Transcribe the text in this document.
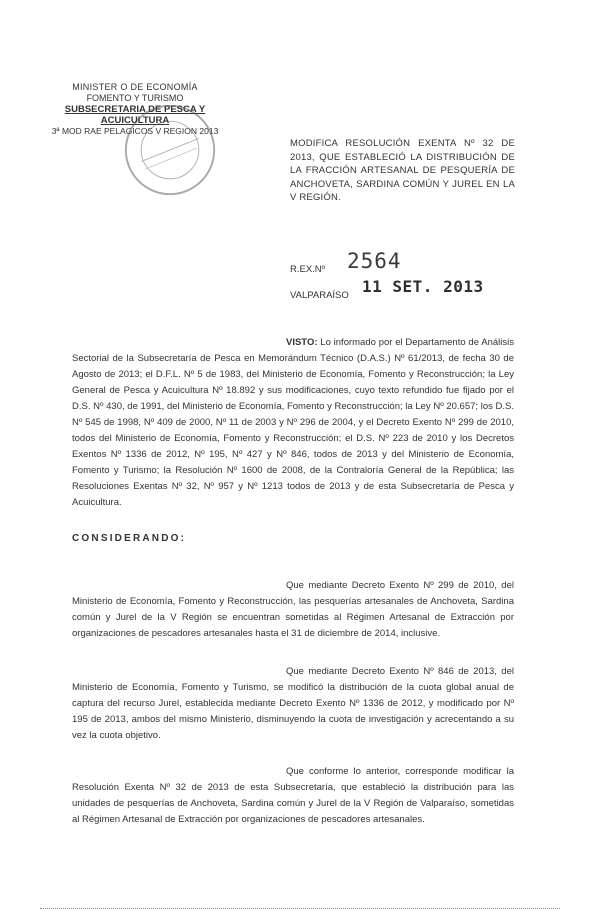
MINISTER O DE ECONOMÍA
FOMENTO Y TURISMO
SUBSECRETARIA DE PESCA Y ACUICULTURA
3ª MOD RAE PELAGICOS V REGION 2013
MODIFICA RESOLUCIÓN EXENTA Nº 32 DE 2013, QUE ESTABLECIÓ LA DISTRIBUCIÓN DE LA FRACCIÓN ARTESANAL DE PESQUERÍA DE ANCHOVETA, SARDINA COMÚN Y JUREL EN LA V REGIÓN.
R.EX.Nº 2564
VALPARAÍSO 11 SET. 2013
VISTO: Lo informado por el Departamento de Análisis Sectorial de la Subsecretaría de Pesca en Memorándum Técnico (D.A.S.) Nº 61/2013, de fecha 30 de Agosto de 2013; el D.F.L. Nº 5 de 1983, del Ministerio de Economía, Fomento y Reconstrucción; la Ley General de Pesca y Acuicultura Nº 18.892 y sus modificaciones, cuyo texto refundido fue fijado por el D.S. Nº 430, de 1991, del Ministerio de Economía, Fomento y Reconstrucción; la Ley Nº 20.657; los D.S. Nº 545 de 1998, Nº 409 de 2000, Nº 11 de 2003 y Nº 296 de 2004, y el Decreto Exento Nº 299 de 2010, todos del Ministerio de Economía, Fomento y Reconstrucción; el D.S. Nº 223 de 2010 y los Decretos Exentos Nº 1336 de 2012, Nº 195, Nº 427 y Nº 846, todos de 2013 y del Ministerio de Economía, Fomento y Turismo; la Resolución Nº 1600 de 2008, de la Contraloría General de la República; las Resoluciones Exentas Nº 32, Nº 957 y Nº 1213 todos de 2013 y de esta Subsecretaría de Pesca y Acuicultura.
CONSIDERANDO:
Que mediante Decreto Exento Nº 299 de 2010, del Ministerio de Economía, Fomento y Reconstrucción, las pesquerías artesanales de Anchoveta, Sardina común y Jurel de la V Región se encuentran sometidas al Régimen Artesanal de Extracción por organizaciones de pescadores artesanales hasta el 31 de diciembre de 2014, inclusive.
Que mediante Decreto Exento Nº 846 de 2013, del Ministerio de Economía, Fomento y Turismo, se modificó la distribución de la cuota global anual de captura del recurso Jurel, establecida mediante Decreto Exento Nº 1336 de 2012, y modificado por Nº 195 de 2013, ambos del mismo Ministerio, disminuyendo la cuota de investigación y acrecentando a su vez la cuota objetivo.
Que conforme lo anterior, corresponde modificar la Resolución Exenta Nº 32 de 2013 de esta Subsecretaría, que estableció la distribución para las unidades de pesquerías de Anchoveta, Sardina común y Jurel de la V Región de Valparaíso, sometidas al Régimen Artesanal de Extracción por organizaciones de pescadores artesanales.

■ ■ ■ ■

**Work required**
Retype the whole listing, keeping every line identical and omitting all pictures.

**Complete response**
Transcribe the text in this document.
MINISTER O DE ECONOMÍA
FOMENTO Y TURISMO
SUBSECRETARIA DE PESCA Y ACUICULTURA
3ª MOD RAE PELAGICOS V REGION 2013
MODIFICA RESOLUCIÓN EXENTA Nº 32 DE 2013, QUE ESTABLECIÓ LA DISTRIBUCIÓN DE LA FRACCIÓN ARTESANAL DE PESQUERÍA DE ANCHOVETA, SARDINA COMÚN Y JUREL EN LA V REGIÓN.
R.EX.Nº 2564
VALPARAÍSO 11 SET. 2013
VISTO: Lo informado por el Departamento de Análisis Sectorial de la Subsecretaría de Pesca en Memorándum Técnico (D.A.S.) Nº 61/2013, de fecha 30 de Agosto de 2013; el D.F.L. Nº 5 de 1983, del Ministerio de Economía, Fomento y Reconstrucción; la Ley General de Pesca y Acuicultura Nº 18.892 y sus modificaciones, cuyo texto refundido fue fijado por el D.S. Nº 430, de 1991, del Ministerio de Economía, Fomento y Reconstrucción; la Ley Nº 20.657; los D.S. Nº 545 de 1998, Nº 409 de 2000, Nº 11 de 2003 y Nº 296 de 2004, y el Decreto Exento Nº 299 de 2010, todos del Ministerio de Economía, Fomento y Reconstrucción; el D.S. Nº 223 de 2010 y los Decretos Exentos Nº 1336 de 2012, Nº 195, Nº 427 y Nº 846, todos de 2013 y del Ministerio de Economía, Fomento y Turismo; la Resolución Nº 1600 de 2008, de la Contraloría General de la República; las Resoluciones Exentas Nº 32, Nº 957 y Nº 1213 todos de 2013 y de esta Subsecretaría de Pesca y Acuicultura.
CONSIDERANDO:
Que mediante Decreto Exento Nº 299 de 2010, del Ministerio de Economía, Fomento y Reconstrucción, las pesquerías artesanales de Anchoveta, Sardina común y Jurel de la V Región se encuentran sometidas al Régimen Artesanal de Extracción por organizaciones de pescadores artesanales hasta el 31 de diciembre de 2014, inclusive.
Que mediante Decreto Exento Nº 846 de 2013, del Ministerio de Economía, Fomento y Turismo, se modificó la distribución de la cuota global anual de captura del recurso Jurel, establecida mediante Decreto Exento Nº 1336 de 2012, y modificado por Nº 195 de 2013, ambos del mismo Ministerio, disminuyendo la cuota de investigación y acrecentando a su vez la cuota objetivo.
Que conforme lo anterior, corresponde modificar la Resolución Exenta Nº 32 de 2013 de esta Subsecretaría, que estableció la distribución para las unidades de pesquerías de Anchoveta, Sardina común y Jurel de la V Región de Valparaíso, sometidas al Régimen Artesanal de Extracción por organizaciones de pescadores artesanales.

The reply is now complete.